- LAVORO RICHIESTO:
**1.** Nel brano sulle stagioni giapponesi, perché le quattro stagioni usuali in Giappone hanno periodi leggermente sfalsati rispetto ai nostri? Rispondi in una o due frasi.
**2.** Stando al brano sulle stagioni giapponesi, quanti giorni coinvolge la quinta stagione chiamata Doyo?
**3.** Riprendi il brano sulle stagioni giapponesi proseguendo dopo la sua ultima frase.

Si tratta dei riti dello Tsukimi, la contemplazione della luna piena di metà autunno, che avevo raccontato nei dettagli qui e che rappresenta uno dei tradizionali appuntamenti dei Giapponesi con le stagioni ed il loro sfumare l'una nell'altra, tanto che le nostre quattro stagioni usuali, che hanno periodi leggermente sfalsati rispetto ai nostri per differenze sia microclimatiche che culturali, in Giappone sono annunciate da una quinta stagione (il cinque è un numero molto amato, in quella terra!): si chiama Doyo e coinvolge i 18 giorni che precedono l’inizio di ognuna delle stagioni canoniche.
Inoltre esistono 24 “sottostagioni”, raccolte nelle quattro grandi stagioni che conosciamo anche noi e tradizionalmente legate al calendario lunare ed ai periodi agricoli. Ora ad esempio siamo in autunno, che va in Giappone dal 7 agosto al 6 novembre, per la precisione nella sottostagione di Shūbun, 秋分, la settimana dell'equinozio che ruota attorno al 23 settembre, che segue Hakuro, la stagione "della rugiada bianca", quando la mattina comincia la brina sui campi e la brezza si raffredda) e che precede Kanro, la stagione "della brina di tardo autunno", quando la brina in campagna comincia ad accumularsi anche sui rami e sui vetri.

Voci memorizzate:
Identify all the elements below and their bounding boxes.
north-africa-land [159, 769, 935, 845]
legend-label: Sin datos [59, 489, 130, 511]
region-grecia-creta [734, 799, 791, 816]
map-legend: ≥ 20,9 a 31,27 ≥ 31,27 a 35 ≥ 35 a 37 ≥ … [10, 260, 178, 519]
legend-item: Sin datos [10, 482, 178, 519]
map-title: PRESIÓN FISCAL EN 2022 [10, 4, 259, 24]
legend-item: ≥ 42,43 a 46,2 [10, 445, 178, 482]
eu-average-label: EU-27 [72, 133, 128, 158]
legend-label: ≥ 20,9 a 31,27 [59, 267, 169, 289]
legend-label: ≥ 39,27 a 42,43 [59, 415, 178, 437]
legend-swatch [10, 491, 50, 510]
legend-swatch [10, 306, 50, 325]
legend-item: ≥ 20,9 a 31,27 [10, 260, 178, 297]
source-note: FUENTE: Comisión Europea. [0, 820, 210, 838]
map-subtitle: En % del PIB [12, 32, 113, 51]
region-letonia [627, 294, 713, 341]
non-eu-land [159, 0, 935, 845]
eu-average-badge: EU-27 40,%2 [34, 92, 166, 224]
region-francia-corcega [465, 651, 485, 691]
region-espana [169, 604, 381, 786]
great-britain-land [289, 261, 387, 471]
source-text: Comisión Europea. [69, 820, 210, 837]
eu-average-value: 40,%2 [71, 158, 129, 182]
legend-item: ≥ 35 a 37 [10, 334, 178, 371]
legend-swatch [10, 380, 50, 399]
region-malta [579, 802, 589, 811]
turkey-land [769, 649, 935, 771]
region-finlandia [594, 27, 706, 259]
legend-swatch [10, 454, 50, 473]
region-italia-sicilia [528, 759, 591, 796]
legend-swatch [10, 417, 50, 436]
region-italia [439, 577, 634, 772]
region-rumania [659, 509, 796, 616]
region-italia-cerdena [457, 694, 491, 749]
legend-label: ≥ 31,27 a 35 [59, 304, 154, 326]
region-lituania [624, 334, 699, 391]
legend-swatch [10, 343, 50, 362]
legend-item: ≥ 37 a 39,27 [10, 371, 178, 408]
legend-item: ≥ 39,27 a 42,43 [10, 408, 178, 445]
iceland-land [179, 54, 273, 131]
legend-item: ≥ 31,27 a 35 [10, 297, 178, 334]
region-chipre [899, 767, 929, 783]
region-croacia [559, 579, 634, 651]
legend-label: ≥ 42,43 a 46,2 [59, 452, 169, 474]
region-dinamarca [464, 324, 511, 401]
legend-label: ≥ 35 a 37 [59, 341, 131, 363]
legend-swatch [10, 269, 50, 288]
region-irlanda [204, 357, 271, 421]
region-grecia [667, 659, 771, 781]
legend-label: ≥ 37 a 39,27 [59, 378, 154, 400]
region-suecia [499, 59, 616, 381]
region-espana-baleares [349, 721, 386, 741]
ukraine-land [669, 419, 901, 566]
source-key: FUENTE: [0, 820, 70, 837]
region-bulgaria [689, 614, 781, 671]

- RISPOSTE PER COMPITO:
**1.** I periodi sono leggermente sfalsati per differenze sia microclimatiche sia culturali.

**2.** Coinvolge i 18 giorni che precedono l'inizio di ognuna delle stagioni canoniche.

**3.**
Molto stretto è, ovviamente, anche il legame del cibo con le stagioni, oltre che con il territorio, proprio perché la natura, le stagioni, il paesaggio sono parte dell'uomo e l'uomo ne è parte, senza soluzione di continuità. Come questo sentimento spirituale si trasforma in arte, nel caso della tavola? Semplicemente rendendo “cibo” i prodotti della natura attraverso il filtro culturale della manipolazione umana.
Gli alimenti di stagione hanno valore rappresentativo anche sulla tavola giapponese, dove i decori delle stoviglie si armonizzano con il periodo anche citando gli ingredienti tipici del momento. Quindi in autunno ad esempio, si trovano ciotole e piattini dipinto con salmoni, sgombri, sugarelli, funghi, castagne, carote, radici di loto, tuberi, fiori e foglie di crisantemo, uva, pere nashi.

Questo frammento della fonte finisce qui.